▶ Your instructions: Please report every line from the material that contains the word "mexico".

▶ Records for this task:

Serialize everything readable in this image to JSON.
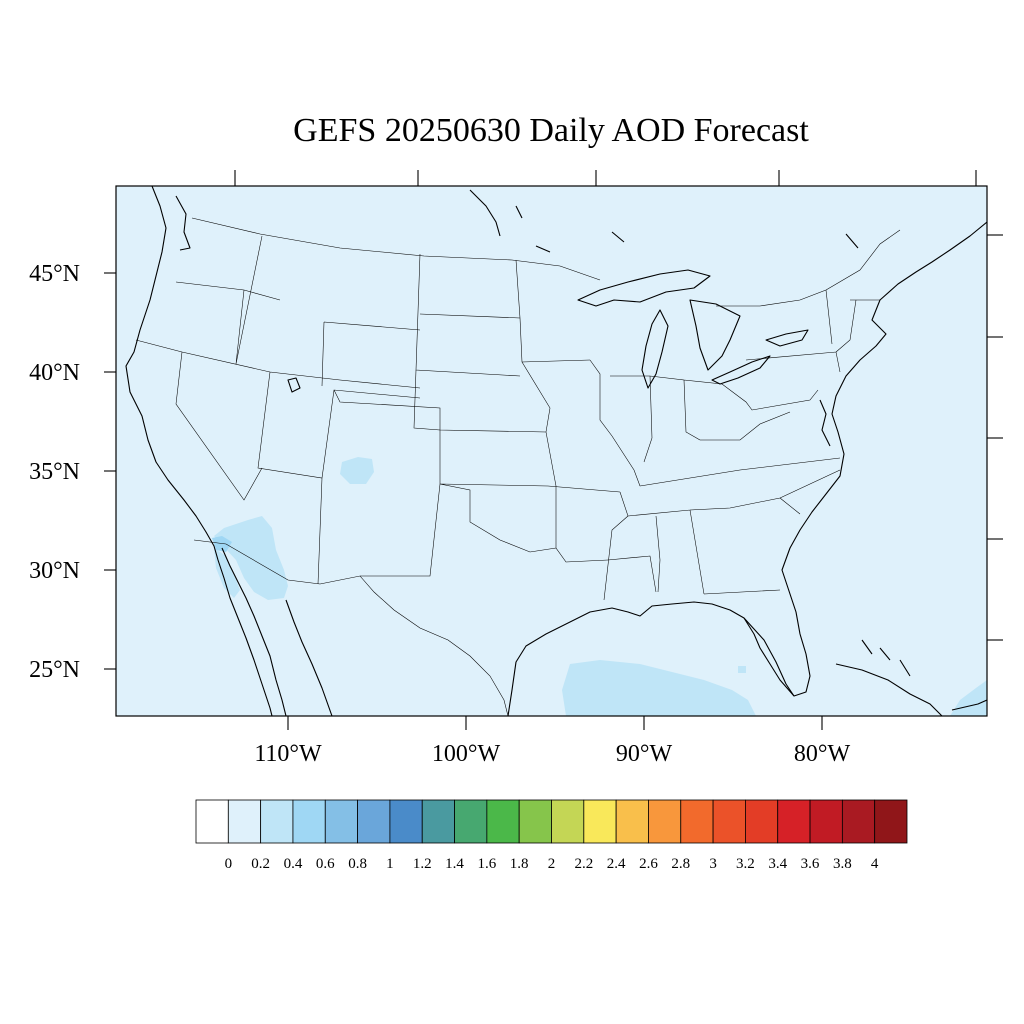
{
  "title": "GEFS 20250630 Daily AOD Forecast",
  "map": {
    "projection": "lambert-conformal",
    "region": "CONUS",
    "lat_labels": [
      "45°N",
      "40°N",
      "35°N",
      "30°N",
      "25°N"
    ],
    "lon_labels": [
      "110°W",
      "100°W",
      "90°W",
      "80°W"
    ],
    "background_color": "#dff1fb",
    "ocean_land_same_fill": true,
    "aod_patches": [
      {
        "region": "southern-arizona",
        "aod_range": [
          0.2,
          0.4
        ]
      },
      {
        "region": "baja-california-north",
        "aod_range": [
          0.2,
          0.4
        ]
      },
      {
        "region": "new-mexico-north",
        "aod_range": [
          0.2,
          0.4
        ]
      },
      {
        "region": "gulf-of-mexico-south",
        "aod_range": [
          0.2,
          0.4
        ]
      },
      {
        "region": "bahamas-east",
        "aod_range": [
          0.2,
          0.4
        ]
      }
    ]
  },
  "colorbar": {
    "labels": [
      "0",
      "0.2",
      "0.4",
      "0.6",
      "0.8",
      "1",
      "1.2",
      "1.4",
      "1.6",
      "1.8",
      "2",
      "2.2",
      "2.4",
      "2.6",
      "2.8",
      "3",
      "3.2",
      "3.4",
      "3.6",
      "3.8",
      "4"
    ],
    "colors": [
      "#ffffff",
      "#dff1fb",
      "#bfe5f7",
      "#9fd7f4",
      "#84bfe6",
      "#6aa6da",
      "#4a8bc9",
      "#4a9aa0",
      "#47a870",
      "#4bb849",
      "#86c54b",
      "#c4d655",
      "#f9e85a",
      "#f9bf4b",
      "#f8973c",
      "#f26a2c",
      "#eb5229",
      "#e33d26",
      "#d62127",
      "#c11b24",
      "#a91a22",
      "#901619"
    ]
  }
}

==

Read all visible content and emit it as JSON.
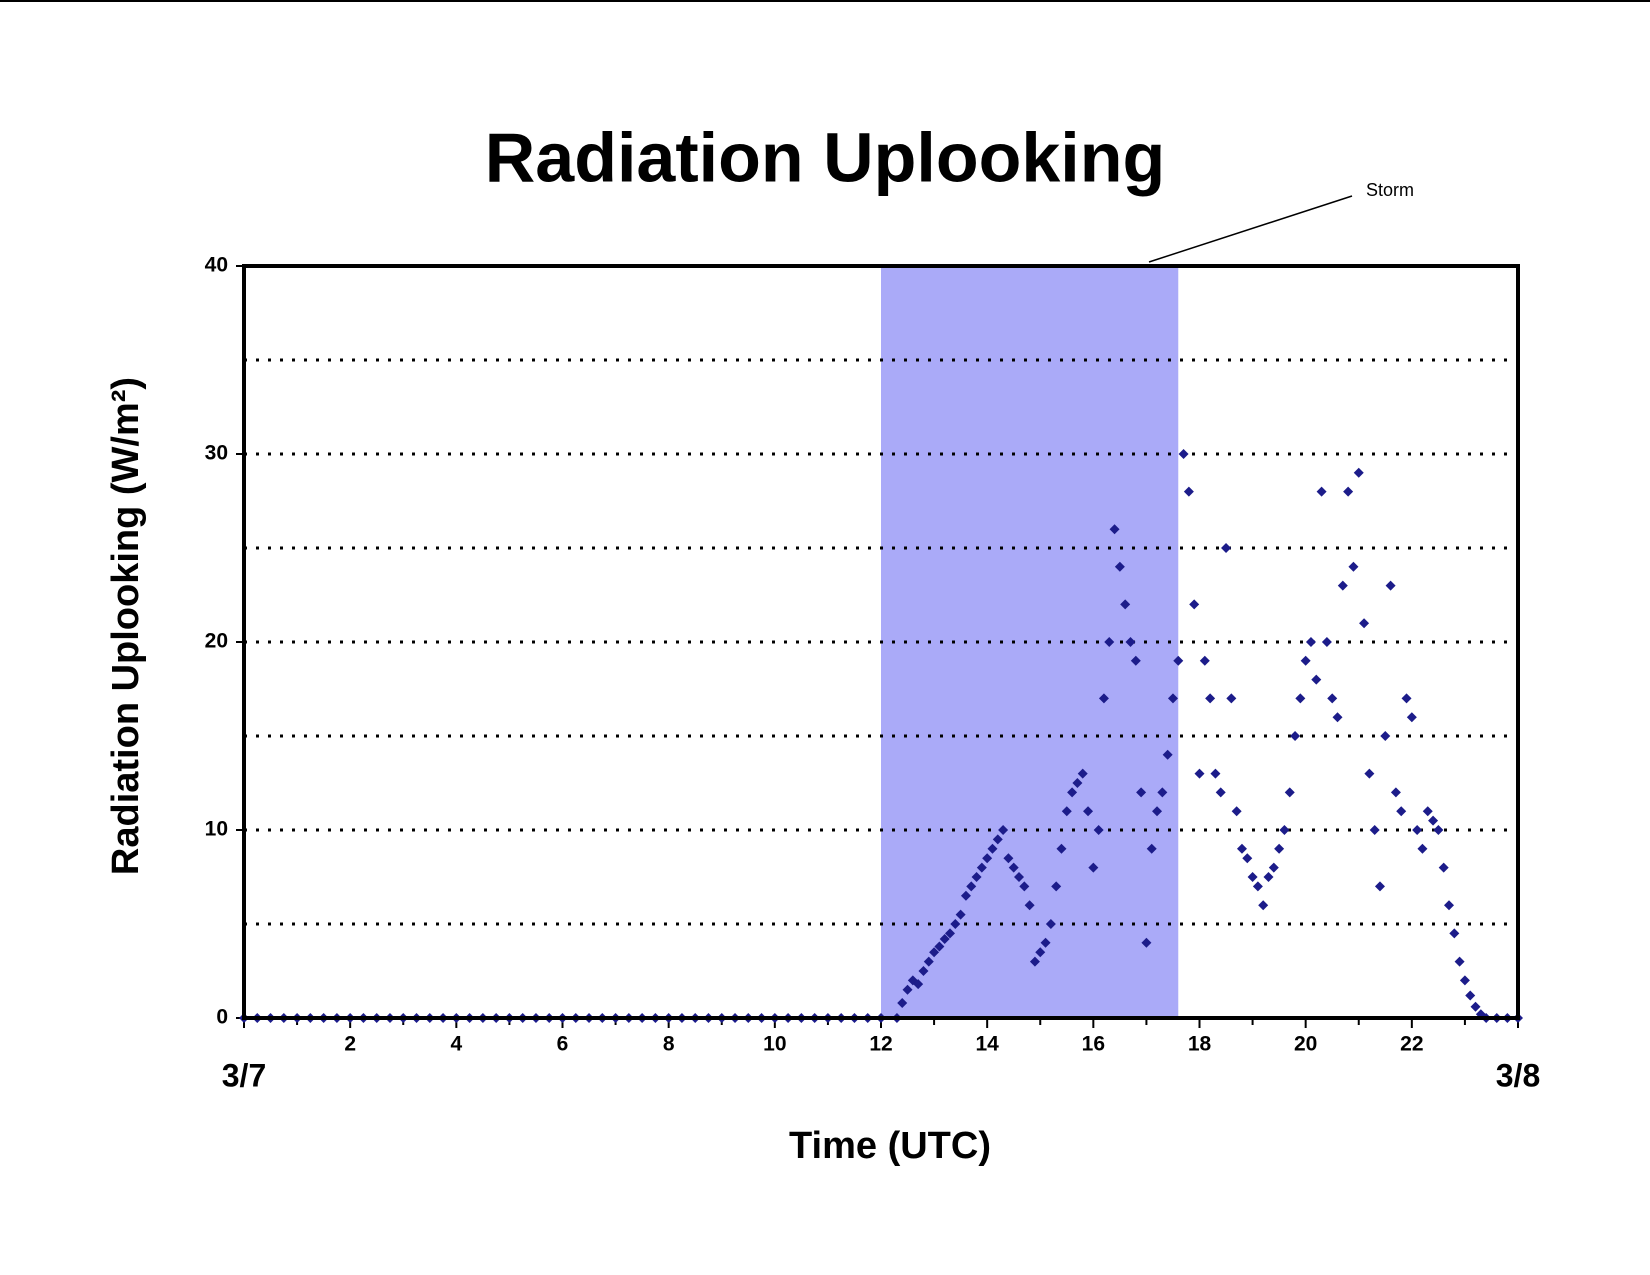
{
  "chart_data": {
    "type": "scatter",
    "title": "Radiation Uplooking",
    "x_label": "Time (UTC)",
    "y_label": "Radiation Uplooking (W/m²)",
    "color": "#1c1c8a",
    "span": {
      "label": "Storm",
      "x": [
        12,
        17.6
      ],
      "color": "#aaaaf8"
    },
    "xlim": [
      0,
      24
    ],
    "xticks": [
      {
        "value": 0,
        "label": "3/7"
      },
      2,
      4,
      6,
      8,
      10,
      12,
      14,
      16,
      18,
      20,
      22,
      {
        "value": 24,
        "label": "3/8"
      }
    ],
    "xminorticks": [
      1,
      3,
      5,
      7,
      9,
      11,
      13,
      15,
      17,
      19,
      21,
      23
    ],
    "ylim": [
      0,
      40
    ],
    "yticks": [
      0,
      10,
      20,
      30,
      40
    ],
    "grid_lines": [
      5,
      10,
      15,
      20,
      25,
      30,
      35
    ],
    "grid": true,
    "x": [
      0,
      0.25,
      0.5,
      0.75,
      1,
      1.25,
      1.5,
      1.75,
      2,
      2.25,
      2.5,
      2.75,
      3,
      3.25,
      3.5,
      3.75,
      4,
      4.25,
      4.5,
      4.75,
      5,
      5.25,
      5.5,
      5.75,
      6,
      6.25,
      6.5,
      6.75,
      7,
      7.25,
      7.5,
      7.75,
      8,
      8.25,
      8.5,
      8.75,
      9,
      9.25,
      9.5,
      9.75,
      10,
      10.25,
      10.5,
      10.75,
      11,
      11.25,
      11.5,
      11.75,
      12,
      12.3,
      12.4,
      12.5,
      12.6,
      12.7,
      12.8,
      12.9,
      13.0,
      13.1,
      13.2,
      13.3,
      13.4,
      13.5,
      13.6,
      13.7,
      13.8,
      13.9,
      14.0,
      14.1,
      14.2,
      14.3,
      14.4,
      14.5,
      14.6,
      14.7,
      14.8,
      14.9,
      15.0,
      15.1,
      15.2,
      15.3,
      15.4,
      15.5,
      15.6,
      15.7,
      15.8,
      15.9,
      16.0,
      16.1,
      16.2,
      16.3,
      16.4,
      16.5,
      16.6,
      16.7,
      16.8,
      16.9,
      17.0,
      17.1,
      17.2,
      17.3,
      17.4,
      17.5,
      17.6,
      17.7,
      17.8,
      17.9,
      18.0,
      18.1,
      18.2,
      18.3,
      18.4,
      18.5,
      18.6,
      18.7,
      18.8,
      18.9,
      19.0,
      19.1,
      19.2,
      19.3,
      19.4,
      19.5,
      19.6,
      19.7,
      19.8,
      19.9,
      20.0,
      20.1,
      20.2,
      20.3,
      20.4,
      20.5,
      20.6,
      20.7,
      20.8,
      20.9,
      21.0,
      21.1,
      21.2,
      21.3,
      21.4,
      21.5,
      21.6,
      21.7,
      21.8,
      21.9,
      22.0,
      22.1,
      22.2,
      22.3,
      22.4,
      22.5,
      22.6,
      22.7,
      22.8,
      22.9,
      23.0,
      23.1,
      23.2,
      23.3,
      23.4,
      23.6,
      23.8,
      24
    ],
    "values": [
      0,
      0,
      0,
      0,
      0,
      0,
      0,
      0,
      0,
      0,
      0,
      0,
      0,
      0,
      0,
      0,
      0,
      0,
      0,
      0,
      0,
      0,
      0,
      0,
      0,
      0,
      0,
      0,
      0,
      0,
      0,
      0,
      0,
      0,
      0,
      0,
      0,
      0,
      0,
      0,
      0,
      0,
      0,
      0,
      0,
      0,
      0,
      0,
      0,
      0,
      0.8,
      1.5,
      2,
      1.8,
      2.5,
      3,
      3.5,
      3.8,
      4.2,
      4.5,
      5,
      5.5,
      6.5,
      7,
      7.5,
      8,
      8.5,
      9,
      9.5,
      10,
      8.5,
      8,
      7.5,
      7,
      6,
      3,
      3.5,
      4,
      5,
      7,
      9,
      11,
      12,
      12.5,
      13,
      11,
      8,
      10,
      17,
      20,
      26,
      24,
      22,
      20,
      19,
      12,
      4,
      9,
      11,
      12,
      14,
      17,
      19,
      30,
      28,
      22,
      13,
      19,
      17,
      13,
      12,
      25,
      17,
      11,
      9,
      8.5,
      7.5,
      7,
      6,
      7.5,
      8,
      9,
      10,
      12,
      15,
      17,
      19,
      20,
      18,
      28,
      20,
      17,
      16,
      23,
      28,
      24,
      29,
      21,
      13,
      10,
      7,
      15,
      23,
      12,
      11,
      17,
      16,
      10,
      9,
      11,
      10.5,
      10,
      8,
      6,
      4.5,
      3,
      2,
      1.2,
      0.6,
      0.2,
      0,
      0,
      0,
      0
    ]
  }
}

--

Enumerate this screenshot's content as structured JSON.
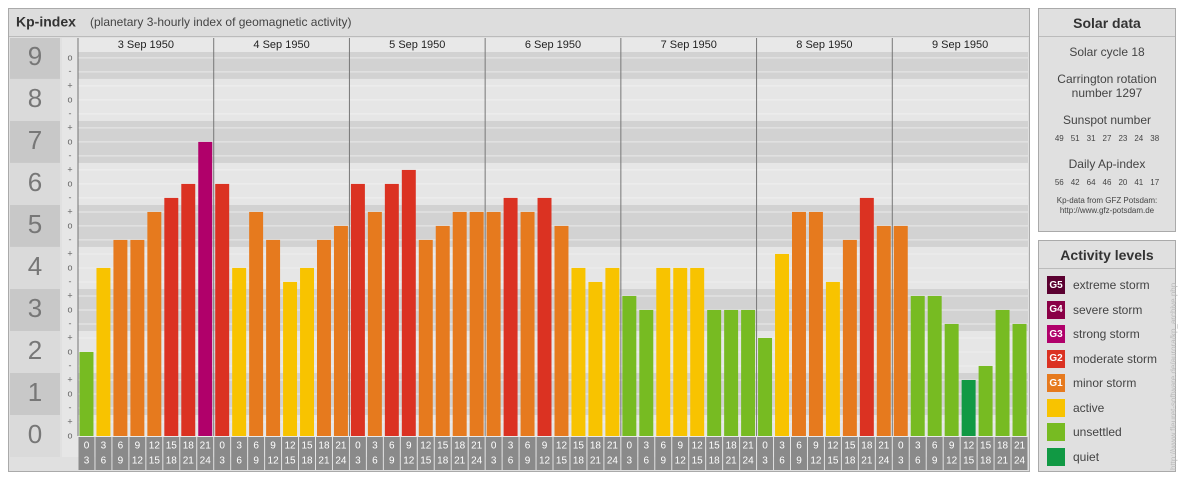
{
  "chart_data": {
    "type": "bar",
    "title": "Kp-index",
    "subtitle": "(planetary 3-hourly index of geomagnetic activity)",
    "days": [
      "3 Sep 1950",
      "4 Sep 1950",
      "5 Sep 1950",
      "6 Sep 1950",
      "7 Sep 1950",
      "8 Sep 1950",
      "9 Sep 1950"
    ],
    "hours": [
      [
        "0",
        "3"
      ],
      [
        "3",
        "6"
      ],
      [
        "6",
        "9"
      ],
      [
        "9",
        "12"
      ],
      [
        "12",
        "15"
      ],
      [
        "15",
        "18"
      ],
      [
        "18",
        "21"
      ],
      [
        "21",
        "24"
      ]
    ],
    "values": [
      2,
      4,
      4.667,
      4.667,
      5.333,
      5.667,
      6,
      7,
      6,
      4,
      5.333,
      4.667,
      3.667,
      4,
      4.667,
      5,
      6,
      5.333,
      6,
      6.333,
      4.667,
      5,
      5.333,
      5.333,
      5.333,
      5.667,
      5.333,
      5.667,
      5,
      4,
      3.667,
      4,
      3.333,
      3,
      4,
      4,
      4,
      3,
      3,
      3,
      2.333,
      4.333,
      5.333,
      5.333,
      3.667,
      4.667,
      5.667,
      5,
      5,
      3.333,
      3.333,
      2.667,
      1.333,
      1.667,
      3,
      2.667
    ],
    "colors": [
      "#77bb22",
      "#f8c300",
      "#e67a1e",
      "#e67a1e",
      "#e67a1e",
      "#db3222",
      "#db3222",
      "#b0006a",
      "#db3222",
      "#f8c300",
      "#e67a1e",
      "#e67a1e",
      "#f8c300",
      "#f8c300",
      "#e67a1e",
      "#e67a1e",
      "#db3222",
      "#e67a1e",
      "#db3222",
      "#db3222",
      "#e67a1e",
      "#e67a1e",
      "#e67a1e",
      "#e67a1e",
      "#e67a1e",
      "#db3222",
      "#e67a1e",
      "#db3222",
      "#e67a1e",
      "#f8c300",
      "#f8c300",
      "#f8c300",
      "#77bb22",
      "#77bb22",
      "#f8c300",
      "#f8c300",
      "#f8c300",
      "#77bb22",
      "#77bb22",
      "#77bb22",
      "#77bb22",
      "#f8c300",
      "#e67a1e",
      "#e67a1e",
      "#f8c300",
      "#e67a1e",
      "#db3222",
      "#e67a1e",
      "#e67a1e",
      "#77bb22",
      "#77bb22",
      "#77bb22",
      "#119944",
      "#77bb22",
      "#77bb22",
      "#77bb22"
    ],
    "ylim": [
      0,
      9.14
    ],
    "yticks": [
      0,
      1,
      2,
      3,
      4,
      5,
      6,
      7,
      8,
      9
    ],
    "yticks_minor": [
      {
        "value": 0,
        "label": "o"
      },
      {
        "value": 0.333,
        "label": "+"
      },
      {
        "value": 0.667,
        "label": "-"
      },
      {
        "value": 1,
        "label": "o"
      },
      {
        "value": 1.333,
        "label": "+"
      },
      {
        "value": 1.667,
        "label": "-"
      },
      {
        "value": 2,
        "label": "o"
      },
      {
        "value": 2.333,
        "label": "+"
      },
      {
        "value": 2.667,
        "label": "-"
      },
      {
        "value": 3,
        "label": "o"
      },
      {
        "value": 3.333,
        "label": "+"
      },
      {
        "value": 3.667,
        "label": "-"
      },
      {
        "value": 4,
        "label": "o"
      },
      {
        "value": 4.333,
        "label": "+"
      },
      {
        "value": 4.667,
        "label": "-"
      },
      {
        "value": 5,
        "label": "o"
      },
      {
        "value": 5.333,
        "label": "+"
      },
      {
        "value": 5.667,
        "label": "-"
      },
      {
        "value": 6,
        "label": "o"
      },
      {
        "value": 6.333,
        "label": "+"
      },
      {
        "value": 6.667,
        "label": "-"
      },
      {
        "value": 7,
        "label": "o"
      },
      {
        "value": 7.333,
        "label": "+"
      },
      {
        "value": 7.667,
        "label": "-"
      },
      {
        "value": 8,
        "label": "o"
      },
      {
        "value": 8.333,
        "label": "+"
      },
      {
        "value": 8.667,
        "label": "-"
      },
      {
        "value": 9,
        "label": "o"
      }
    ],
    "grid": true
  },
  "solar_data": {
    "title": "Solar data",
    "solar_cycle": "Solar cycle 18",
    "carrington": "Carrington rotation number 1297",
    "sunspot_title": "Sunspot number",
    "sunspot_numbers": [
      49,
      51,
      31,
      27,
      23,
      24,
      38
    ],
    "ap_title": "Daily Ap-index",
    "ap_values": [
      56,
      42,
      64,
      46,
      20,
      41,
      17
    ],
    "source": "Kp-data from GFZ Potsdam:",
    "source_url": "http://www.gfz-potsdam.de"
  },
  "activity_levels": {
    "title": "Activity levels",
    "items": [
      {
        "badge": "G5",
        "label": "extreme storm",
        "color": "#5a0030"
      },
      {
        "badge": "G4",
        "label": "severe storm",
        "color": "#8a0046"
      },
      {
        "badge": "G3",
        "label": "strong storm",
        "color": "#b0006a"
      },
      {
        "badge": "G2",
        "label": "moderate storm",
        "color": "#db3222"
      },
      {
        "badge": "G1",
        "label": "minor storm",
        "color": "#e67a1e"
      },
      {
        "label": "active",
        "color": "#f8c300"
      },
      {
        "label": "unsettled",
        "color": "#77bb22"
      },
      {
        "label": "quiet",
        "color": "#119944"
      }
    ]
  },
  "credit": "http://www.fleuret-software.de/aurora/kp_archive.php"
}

▶ Answer to this problem:
        "region": "new-mexico-north",
        "region": "gulf-of-mexico-south",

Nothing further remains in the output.